## TRAVAIL DEMANDÉ
- 1) Selon le texte sur la desserte aérienne de la Polynésie française, quelle compagnie a récemment demandé des droits de trafic sur la Polynésie française ?
- 2) Rédigez la suite du texte sur la desserte aérienne de la Polynésie française, à partir de sa dernière phrase.

Cependant, la concurrence est forte, depuis l'ouverture du ciel aérien polynésien, en particulier sur des destinations régionales des États-Unis. L'arrivée récente de Delta Air Lines, de United Airlines et d'Hawaiian Airlines engendre une émulation et révèle le grand intérêt de nouvelles compagnies pour desservir la Polynésie française.
Vous nous demandez également si nous avons réalisé des tests de marché des compagnies qui desservent la Polynésie française. Comme vous le savez, les études de marché sont généralement effectuées par les compagnies elles-mêmes. Récemment, Delta Air Lines a demandé des droits de trafic sur la Polynésie française. C'est à la suite d'un travail d'analyse et d'étude fourni par la compagnie que cette demande a été examinée. Bien entendu, des discussions ont eu lieu au sein du gouvernement et avec les compagnies existantes pour évaluer la manière dont ces compagnies allaient absorber cette concurrence - sachant que nous souhaitons qu'Air Tahiti Nui, Air France et French Bee ne pâtissent pas de cette concurrence nouvelle. Je précise que ces nouvelles compagnies possèdent également d'autres réseaux fonctionnant à partir de plusieurs États américains vers l'Europe. Ils constituent également une concurrence indirecte pour nos compagnies.

[Enregistrements d'annotation de coordonnées]
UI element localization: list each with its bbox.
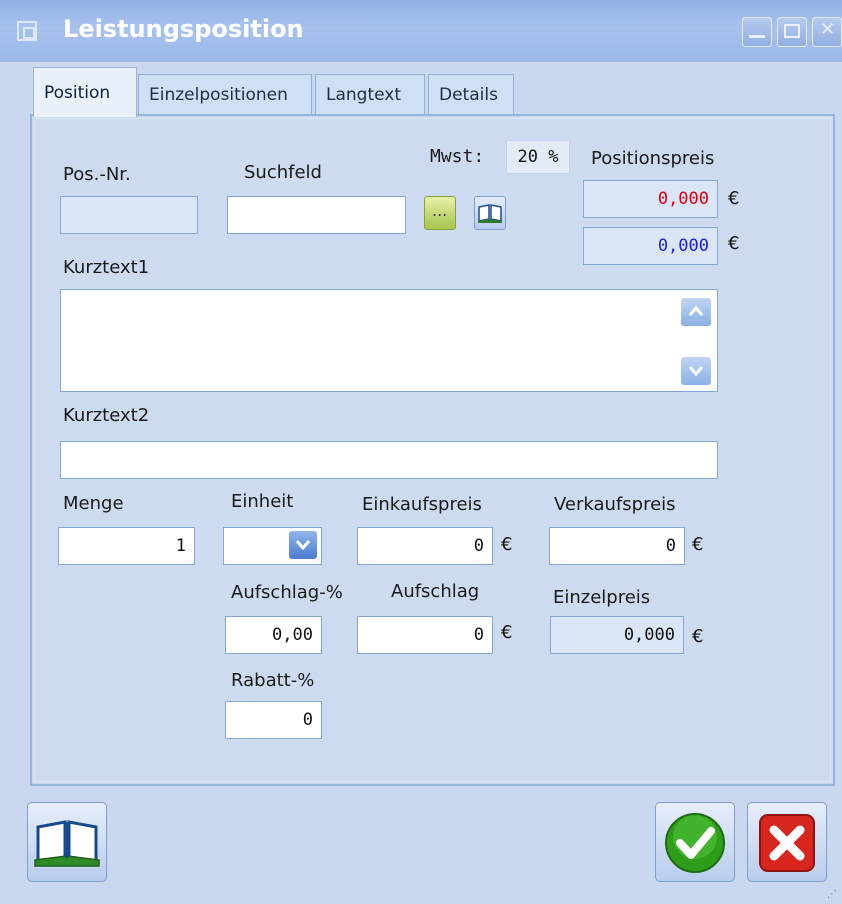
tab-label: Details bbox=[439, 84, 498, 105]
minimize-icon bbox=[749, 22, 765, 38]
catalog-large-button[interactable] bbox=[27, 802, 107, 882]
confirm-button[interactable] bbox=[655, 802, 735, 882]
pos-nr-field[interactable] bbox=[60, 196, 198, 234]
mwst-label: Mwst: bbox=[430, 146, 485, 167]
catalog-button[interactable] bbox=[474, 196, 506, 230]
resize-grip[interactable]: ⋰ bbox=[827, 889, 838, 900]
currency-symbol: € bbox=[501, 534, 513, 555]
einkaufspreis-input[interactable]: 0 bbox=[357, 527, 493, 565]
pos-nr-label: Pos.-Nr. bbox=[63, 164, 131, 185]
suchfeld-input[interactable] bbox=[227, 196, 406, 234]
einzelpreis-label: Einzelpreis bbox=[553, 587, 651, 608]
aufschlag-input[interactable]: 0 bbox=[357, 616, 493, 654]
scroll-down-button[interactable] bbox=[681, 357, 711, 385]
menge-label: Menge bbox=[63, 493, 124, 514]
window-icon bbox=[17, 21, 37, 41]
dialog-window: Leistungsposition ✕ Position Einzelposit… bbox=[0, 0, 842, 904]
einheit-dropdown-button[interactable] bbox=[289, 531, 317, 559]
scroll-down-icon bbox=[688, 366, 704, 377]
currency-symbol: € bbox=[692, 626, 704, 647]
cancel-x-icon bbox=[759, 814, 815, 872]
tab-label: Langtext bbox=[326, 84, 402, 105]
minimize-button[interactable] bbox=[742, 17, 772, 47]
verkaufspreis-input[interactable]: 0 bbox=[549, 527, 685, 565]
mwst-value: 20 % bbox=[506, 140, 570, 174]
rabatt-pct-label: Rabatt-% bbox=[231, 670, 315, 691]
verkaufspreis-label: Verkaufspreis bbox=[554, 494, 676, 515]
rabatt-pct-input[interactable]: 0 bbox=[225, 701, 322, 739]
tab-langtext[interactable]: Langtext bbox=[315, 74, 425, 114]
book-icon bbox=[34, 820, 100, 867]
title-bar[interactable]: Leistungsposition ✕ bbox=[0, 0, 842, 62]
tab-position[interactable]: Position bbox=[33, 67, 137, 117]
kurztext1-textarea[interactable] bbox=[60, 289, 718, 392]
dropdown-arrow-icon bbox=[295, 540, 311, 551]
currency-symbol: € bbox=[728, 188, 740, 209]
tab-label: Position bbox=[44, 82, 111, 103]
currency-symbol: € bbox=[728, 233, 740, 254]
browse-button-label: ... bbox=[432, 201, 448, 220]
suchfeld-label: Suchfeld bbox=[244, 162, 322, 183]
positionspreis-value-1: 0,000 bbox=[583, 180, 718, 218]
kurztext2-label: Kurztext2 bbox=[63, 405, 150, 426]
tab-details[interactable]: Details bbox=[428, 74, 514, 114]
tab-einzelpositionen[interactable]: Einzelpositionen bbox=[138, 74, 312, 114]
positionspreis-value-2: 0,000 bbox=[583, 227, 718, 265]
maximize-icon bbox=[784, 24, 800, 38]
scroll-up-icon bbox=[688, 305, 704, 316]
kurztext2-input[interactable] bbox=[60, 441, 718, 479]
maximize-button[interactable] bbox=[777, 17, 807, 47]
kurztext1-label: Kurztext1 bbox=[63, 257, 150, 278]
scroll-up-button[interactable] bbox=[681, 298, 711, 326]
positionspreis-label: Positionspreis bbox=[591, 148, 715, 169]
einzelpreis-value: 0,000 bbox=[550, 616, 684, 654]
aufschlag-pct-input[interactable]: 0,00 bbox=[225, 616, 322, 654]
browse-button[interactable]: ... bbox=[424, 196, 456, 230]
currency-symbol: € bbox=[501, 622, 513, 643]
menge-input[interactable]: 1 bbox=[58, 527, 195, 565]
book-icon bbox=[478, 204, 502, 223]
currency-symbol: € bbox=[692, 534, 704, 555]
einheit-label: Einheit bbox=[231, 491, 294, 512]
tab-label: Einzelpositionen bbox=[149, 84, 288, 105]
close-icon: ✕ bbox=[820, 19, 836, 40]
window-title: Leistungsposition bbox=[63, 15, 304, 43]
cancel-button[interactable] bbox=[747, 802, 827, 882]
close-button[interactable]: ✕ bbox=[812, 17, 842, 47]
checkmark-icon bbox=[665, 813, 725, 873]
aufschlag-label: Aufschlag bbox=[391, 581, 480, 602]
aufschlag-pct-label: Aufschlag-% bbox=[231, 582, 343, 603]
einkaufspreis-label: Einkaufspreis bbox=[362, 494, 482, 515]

## RÉPONSES PAR CONSIGNE
- 1) Delta Air Lines.

- 2)
S'agissant de la question n° 3 « Des obligations de service public ou des délégations de service public sont-elles en place sur certaines lignes vers ou au départ de Papeete ? Si oui, quelles sont-elles ? », je vous réponds qu'il n'existe pas aujourd'hui de délégation de service public (DSP) sur la desserte internationale, ni entre la Polynésie française et l'Hexagone. Une tentative de création d'une DSP entre la Polynésie française et la France métropolitaine a été initiée en 2020 par le Gouvernement de l'époque mais le Conseil d'État a annulé cette décision suite à une contestation.
En revanche, il existe une DSP locale car la Polynésie française, qui compte 78 îles habitées, est plus vaste que l'Europe. Son étendue nécessite, d'une part, de se déplacer en avion et, d'autre part, de maintenir certaines lignes déficitaires. Je laisse le soin au directeur général d'Air Tahiti Nui de développer ce point un peu plus tard. Cette DSP, mise en place par le gouvernement, permet de maintenir ces lignes sur 34 aéroports du territoire, tandis que les autres restent dans le domaine concurrentiel. Je reviendrai en détail sur ce point à l'occasion de votre question spécifique sur le sujet.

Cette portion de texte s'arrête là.